:: Written task ::
Return all lines in the material below that contain "name".

:: Information supplied ::
____________

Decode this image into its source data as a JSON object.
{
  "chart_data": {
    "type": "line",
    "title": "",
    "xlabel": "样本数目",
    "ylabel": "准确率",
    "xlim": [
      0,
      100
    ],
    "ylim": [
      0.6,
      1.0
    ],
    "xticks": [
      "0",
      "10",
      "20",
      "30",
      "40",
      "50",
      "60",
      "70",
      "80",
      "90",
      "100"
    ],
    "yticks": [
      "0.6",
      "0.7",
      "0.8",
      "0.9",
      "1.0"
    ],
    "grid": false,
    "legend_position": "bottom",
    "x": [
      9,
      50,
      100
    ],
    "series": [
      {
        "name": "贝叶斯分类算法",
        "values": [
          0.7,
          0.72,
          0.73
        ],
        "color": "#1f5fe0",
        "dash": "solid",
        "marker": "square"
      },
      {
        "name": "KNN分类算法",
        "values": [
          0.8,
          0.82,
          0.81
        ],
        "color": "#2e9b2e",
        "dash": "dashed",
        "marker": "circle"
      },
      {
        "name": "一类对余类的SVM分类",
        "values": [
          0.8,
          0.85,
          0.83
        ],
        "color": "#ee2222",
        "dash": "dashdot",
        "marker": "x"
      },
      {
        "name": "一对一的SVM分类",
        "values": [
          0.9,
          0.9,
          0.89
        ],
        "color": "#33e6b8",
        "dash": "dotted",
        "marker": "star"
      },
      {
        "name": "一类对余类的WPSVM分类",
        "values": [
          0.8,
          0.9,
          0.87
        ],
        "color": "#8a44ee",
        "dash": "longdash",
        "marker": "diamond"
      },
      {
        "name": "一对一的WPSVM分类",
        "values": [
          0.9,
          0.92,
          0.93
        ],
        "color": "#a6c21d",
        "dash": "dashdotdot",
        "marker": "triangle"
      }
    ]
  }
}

____________

:: Worked solution ::
        "name": "贝叶斯分类算法",
        "name": "KNN分类算法",
        "name": "一类对余类的SVM分类",
        "name": "一对一的SVM分类",
        "name": "一类对余类的WPSVM分类",
        "name": "一对一的WPSVM分类",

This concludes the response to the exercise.